Fazenda Araripe, Chácara Frei Damião, Sitio Salva Vidas. A noite é de São João

Mês de junho! Lembrei que a última apresentação em vida de Luiz Gonzaga foi realizado em 6 de junho de 1989, no Teatro Guararapes do Centro de Convenções de Recife. Na oportunidade já cansado e muito doente Luiz Gonzaga chorou e pediu "prá não deixar o forró morrer".

Estive em Exu, no período de 22 a 25 de Junho. Não vi os olhos raros que enxergam além do que veem. Na terra onde nasceu Luiz Gonzaga, a mensagem não se fez ouvir.

» **Instruções de trabalho**:
Retome o texto sobre Luiz Gonzaga e o São João em Exu, continuando logo após a última frase apresentada.

(Registros de dados)
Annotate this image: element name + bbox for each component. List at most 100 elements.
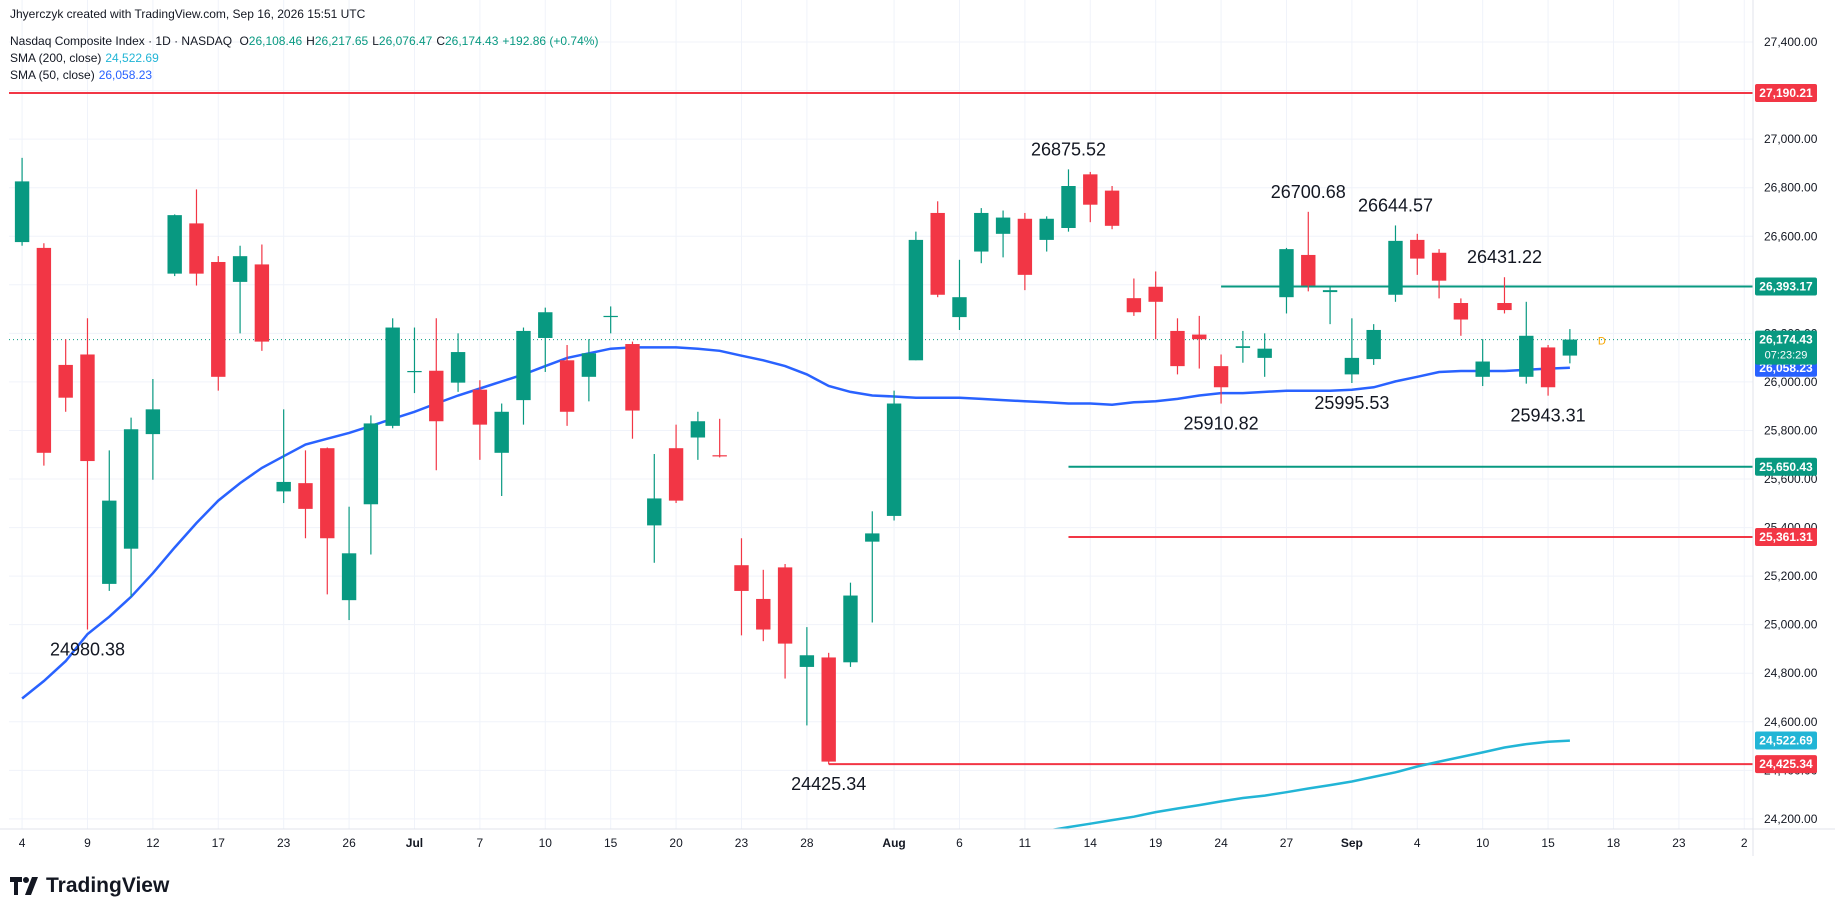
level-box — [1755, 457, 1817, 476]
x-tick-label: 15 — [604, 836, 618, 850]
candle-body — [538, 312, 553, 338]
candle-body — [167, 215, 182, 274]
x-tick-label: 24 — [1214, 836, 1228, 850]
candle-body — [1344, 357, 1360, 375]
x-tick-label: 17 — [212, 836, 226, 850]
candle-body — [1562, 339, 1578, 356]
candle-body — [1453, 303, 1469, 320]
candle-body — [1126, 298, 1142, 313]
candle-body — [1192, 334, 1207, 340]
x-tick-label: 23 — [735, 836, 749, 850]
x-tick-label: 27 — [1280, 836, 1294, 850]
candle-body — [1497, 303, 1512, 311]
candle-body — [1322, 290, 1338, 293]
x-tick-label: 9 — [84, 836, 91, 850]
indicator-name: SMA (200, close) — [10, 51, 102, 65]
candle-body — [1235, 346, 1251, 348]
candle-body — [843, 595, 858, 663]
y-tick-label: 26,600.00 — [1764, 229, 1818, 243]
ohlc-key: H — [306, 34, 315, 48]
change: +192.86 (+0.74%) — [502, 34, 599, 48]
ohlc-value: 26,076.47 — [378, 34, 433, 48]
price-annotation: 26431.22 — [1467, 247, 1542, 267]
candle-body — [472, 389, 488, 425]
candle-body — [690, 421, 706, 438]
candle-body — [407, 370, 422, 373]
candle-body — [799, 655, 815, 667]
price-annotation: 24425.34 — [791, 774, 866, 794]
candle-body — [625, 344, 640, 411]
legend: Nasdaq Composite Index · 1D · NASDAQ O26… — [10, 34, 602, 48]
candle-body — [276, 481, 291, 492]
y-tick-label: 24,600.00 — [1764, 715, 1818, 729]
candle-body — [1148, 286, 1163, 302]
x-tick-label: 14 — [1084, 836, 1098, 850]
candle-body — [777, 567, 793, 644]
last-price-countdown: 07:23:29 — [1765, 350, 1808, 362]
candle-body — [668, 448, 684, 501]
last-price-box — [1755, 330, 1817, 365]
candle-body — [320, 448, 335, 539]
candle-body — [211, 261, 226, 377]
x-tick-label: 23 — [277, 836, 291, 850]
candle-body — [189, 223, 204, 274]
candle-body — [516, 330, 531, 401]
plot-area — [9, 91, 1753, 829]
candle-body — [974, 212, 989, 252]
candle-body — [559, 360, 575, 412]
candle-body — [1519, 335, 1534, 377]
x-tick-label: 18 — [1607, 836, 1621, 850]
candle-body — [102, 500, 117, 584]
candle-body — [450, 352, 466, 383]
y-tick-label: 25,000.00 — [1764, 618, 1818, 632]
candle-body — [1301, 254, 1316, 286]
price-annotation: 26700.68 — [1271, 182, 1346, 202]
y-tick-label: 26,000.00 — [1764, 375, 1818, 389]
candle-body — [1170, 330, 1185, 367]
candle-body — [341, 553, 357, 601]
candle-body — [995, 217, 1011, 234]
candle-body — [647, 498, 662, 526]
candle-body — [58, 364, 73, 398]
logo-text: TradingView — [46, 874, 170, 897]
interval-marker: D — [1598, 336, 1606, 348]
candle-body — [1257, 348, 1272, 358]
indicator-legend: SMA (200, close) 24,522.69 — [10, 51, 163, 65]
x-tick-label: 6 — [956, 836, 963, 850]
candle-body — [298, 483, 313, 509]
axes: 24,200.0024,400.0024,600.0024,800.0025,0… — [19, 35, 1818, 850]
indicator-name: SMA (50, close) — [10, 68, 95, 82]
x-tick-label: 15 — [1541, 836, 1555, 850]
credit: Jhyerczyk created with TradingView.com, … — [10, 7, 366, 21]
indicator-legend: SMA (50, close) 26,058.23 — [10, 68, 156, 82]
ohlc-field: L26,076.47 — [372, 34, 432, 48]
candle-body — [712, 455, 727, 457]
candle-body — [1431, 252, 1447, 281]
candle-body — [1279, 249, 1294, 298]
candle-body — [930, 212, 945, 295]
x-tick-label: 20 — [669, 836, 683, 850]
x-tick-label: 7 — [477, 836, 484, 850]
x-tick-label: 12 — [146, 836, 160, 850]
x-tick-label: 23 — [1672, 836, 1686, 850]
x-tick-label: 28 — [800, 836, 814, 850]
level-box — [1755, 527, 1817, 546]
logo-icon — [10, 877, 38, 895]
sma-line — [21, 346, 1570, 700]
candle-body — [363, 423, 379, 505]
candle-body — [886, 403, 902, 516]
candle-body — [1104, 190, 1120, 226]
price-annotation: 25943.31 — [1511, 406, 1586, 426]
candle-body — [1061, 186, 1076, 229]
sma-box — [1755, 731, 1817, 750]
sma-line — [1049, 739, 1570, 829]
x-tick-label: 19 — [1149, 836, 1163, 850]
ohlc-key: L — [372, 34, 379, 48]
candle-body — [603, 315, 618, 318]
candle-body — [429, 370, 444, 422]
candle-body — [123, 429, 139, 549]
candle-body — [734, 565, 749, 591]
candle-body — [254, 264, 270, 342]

---

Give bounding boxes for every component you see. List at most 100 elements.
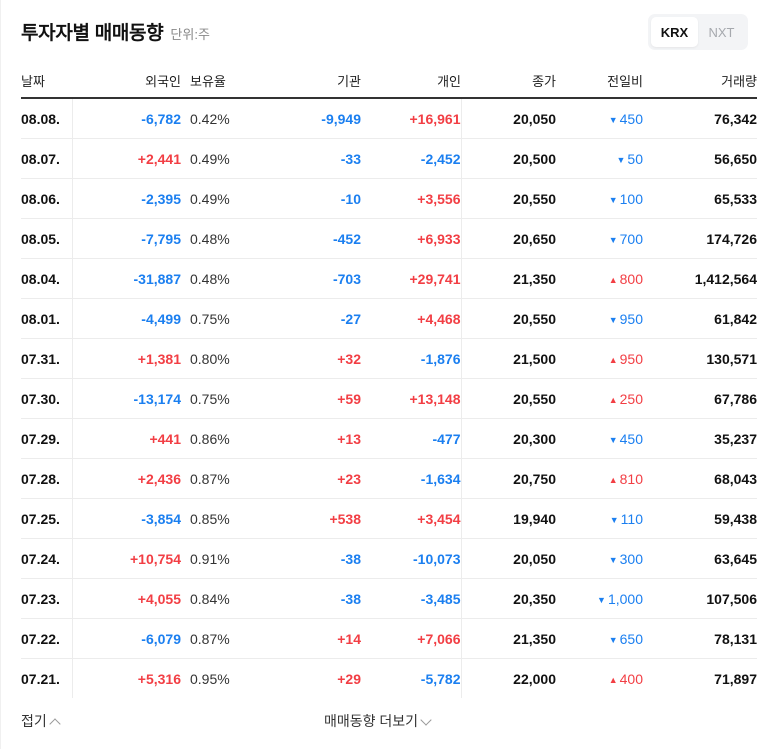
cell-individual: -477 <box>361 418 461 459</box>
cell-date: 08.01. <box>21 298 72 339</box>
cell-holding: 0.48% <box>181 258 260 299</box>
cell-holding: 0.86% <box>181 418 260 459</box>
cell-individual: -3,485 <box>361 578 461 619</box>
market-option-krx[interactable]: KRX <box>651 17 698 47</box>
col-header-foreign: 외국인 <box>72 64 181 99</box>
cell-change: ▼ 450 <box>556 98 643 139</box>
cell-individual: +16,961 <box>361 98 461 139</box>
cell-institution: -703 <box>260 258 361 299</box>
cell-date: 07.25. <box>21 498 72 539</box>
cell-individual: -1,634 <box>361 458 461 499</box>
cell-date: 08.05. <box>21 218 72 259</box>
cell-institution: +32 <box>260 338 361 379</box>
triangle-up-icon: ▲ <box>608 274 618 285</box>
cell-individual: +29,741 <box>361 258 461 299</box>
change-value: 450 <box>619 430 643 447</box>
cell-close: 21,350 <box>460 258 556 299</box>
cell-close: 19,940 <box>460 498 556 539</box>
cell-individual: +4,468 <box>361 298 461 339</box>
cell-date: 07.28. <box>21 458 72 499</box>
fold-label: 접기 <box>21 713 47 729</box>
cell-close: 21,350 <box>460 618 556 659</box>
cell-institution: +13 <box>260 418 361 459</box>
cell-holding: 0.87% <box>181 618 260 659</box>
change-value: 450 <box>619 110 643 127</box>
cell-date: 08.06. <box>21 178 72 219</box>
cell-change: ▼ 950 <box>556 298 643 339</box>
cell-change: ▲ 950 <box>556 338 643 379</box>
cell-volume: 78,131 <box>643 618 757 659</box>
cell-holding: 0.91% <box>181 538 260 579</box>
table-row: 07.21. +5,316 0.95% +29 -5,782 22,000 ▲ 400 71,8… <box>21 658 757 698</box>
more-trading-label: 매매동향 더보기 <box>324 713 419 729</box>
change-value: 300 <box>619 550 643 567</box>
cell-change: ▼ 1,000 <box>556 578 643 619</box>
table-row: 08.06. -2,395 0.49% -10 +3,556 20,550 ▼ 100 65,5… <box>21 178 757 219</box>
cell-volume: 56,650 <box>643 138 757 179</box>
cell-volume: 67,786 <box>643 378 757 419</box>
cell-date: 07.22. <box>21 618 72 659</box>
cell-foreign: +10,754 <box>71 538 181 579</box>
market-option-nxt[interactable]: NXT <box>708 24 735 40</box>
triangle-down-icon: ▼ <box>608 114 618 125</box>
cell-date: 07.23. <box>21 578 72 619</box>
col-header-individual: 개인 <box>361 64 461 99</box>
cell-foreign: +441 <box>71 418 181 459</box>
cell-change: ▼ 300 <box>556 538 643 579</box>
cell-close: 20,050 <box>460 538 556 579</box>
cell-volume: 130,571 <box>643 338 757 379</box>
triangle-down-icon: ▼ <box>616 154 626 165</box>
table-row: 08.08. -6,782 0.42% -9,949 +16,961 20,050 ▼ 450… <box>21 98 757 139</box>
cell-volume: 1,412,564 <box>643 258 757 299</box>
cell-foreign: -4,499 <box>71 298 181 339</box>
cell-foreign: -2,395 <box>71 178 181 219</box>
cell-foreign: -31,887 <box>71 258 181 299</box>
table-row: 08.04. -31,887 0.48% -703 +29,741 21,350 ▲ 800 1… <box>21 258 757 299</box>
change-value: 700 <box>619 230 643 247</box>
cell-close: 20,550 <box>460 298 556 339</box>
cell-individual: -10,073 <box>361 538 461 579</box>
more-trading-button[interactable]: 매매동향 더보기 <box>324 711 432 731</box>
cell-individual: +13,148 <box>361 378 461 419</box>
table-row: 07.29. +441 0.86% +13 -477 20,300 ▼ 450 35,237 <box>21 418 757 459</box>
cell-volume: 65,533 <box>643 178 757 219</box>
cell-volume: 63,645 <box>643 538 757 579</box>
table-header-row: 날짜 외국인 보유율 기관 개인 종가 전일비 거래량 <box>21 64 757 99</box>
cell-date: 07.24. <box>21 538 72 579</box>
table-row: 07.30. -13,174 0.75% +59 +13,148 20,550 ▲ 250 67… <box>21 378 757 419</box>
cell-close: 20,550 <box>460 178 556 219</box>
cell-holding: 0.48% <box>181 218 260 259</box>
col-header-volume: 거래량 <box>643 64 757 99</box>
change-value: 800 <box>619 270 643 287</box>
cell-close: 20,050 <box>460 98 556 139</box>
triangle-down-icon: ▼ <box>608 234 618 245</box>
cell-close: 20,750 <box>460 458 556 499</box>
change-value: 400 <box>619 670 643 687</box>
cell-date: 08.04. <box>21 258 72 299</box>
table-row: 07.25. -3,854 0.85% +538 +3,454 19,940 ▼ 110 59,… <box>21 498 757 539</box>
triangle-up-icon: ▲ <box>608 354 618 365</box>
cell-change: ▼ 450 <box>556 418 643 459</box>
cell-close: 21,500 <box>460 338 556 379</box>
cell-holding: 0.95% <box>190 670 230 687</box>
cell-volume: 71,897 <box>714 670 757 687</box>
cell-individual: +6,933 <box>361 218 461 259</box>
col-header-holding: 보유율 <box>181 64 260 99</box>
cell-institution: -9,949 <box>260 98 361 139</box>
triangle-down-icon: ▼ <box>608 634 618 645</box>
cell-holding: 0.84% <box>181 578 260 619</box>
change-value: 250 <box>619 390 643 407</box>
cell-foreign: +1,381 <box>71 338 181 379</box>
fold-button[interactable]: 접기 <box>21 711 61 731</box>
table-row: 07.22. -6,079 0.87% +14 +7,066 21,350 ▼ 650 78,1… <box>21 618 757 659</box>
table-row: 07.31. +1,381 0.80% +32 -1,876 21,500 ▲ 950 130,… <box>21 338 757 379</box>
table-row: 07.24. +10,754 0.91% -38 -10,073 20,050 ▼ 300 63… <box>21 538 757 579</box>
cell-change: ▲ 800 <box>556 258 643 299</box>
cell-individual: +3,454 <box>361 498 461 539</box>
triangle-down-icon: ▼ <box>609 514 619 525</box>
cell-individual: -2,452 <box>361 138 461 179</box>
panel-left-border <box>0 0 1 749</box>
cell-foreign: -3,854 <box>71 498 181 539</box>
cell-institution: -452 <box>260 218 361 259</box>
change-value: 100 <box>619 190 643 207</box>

...

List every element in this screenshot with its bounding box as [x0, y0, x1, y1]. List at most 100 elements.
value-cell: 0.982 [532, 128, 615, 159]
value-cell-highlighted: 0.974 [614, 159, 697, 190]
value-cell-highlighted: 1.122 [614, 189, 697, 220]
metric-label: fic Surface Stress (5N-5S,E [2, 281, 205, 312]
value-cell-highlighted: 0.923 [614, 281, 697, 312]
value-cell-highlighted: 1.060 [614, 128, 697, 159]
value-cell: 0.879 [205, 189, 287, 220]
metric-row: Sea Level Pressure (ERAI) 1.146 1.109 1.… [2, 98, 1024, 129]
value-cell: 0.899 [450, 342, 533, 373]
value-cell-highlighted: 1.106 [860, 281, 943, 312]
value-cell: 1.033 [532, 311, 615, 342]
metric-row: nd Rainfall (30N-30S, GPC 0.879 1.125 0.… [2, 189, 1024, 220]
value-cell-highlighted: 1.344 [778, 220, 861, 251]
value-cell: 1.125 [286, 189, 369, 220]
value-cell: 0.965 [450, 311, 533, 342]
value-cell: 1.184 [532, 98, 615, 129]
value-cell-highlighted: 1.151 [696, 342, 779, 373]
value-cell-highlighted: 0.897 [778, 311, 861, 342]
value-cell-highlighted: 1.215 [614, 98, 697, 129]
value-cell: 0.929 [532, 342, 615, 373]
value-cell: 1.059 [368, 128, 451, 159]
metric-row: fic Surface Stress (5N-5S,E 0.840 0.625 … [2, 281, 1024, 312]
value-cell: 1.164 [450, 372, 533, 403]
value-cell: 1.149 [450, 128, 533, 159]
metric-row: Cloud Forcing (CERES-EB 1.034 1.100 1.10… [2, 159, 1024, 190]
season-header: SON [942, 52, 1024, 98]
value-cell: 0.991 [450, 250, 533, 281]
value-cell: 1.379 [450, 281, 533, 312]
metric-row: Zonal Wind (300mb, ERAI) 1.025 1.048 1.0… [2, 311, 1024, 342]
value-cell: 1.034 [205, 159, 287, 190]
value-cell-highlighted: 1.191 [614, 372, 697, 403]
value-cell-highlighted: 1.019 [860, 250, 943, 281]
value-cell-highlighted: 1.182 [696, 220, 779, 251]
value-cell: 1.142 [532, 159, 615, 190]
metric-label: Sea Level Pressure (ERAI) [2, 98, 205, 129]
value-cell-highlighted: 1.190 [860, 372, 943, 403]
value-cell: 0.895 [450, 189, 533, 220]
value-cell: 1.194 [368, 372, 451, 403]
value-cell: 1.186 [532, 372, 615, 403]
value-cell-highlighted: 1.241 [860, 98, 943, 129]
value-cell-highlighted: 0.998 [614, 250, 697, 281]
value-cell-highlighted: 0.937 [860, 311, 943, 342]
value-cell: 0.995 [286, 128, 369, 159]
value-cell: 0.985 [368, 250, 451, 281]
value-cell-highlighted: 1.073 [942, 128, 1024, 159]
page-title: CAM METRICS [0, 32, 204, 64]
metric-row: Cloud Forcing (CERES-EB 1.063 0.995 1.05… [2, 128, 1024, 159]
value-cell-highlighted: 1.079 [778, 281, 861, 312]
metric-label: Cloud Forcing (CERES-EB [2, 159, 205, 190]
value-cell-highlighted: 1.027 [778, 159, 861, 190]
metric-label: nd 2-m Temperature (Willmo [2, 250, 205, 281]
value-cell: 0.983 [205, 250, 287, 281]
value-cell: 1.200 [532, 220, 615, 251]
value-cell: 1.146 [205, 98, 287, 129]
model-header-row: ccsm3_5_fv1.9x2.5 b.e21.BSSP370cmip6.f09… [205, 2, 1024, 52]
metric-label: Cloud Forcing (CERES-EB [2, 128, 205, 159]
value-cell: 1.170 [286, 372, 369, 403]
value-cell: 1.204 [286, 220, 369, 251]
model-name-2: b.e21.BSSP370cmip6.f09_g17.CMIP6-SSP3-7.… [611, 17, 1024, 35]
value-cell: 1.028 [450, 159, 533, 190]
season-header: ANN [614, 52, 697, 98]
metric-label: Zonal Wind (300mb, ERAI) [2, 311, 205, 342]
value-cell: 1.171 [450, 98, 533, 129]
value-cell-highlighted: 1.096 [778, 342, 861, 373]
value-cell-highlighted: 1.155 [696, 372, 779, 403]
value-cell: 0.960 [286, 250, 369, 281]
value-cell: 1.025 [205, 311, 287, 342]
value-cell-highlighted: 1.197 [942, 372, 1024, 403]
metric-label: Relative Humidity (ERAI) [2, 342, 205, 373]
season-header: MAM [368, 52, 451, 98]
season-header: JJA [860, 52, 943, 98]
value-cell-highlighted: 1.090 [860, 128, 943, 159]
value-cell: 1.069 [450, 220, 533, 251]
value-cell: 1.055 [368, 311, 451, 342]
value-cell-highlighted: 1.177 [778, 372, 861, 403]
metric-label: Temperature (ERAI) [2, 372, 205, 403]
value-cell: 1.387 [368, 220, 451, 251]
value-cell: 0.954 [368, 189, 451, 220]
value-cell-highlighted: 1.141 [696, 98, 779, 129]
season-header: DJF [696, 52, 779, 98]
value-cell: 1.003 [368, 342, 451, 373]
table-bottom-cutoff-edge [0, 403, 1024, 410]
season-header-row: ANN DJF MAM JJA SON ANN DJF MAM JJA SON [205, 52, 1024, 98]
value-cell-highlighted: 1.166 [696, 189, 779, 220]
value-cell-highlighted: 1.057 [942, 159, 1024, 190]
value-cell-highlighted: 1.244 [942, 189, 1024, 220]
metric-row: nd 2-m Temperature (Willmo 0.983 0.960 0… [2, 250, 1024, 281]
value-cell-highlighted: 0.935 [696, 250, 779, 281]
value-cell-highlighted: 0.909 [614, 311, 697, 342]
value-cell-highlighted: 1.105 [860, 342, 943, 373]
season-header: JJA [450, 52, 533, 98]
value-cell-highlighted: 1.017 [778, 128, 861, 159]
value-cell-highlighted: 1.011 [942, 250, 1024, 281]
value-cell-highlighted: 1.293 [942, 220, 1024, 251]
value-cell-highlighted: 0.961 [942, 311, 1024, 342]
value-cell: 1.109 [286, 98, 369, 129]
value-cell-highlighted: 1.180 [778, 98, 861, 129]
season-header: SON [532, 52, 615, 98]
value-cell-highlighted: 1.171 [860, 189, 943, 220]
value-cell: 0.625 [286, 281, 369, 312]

» **Resposta do exercício**:
Joquinha Gonzaga, neto de Januário e sobrinho do Luiz Gonzaga, lamenta a injustiça de em plena noite de São João não haver em Exu, Pernambuco, um forró pra lembrar o inventor do Baião, aquele que um dia deixou o seu pé de serra e embrenhou-se pelos emaranhados da busca e do sonho e que foi o começo de uma grande empreitada e de uma desafiadora lição de vida e vivência.

Mas a vida é realizada nos extremos. O  amor e o ódio. O real e o fantástico, a dor e o prazer, a amizade e a covardia, o breu da incerteza e a luminosidade da esperança, o medo e a ousadia, o erro e a redenção, o pecado e o perdão, a fé e a crendice, a tristeza e a festa.

Na Serra do Araripe, divisa com o Ceará, o passado ainda está presente, e o presente simboliza o futuro. Luiz Gonzaga vive!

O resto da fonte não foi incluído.